— BEGIN —

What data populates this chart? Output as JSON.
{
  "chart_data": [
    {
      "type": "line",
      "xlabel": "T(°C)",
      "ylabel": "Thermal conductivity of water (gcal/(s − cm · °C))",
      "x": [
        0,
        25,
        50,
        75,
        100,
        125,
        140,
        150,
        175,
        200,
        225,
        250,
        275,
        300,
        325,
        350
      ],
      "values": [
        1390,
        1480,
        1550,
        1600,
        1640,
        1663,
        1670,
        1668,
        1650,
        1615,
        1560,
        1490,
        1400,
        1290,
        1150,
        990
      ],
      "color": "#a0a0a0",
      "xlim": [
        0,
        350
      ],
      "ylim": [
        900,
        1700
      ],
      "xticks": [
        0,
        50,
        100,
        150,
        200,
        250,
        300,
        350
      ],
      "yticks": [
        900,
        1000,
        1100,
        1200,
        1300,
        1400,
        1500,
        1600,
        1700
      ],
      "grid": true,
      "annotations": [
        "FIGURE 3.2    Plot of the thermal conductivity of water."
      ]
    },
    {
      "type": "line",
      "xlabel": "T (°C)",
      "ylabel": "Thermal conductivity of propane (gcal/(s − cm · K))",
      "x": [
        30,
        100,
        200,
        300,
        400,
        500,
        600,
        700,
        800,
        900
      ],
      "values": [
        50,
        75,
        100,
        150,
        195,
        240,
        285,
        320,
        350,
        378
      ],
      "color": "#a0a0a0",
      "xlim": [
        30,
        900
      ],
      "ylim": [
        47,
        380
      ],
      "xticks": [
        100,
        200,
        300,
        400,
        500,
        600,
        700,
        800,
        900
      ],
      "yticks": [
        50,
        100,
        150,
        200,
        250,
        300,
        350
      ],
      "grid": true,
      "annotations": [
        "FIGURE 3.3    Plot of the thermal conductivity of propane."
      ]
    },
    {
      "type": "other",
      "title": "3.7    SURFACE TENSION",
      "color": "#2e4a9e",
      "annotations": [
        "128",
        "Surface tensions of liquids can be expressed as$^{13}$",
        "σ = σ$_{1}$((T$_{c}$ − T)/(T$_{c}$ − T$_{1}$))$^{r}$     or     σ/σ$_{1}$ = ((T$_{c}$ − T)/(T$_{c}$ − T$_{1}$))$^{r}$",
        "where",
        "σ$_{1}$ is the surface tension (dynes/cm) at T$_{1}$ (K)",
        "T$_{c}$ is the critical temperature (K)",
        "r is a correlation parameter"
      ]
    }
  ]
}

— END —

STATED EXERCISE » Return what is listed above, exactly and completely.

OUTPUT OF THE EXERCISE »
What data populates this chart? Output as JSON.
{
  "chart_data": [
    {
      "type": "line",
      "xlabel": "T(°C)",
      "ylabel": "Thermal conductivity of water (gcal/(s − cm · °C))",
      "x": [
        0,
        25,
        50,
        75,
        100,
        125,
        140,
        150,
        175,
        200,
        225,
        250,
        275,
        300,
        325,
        350
      ],
      "values": [
        1390,
        1480,
        1550,
        1600,
        1640,
        1663,
        1670,
        1668,
        1650,
        1615,
        1560,
        1490,
        1400,
        1290,
        1150,
        990
      ],
      "color": "#a0a0a0",
      "xlim": [
        0,
        350
      ],
      "ylim": [
        900,
        1700
      ],
      "xticks": [
        0,
        50,
        100,
        150,
        200,
        250,
        300,
        350
      ],
      "yticks": [
        900,
        1000,
        1100,
        1200,
        1300,
        1400,
        1500,
        1600,
        1700
      ],
      "grid": true,
      "annotations": [
        "FIGURE 3.2    Plot of the thermal conductivity of water."
      ]
    },
    {
      "type": "line",
      "xlabel": "T (°C)",
      "ylabel": "Thermal conductivity of propane (gcal/(s − cm · K))",
      "x": [
        30,
        100,
        200,
        300,
        400,
        500,
        600,
        700,
        800,
        900
      ],
      "values": [
        50,
        75,
        100,
        150,
        195,
        240,
        285,
        320,
        350,
        378
      ],
      "color": "#a0a0a0",
      "xlim": [
        30,
        900
      ],
      "ylim": [
        47,
        380
      ],
      "xticks": [
        100,
        200,
        300,
        400,
        500,
        600,
        700,
        800,
        900
      ],
      "yticks": [
        50,
        100,
        150,
        200,
        250,
        300,
        350
      ],
      "grid": true,
      "annotations": [
        "FIGURE 3.3    Plot of the thermal conductivity of propane."
      ]
    },
    {
      "type": "other",
      "title": "3.7    SURFACE TENSION",
      "color": "#2e4a9e",
      "annotations": [
        "128",
        "Surface tensions of liquids can be expressed as$^{13}$",
        "σ = σ$_{1}$((T$_{c}$ − T)/(T$_{c}$ − T$_{1}$))$^{r}$     or     σ/σ$_{1}$ = ((T$_{c}$ − T)/(T$_{c}$ − T$_{1}$))$^{r}$",
        "where",
        "σ$_{1}$ is the surface tension (dynes/cm) at T$_{1}$ (K)",
        "T$_{c}$ is the critical temperature (K)",
        "r is a correlation parameter"
      ]
    }
  ]
}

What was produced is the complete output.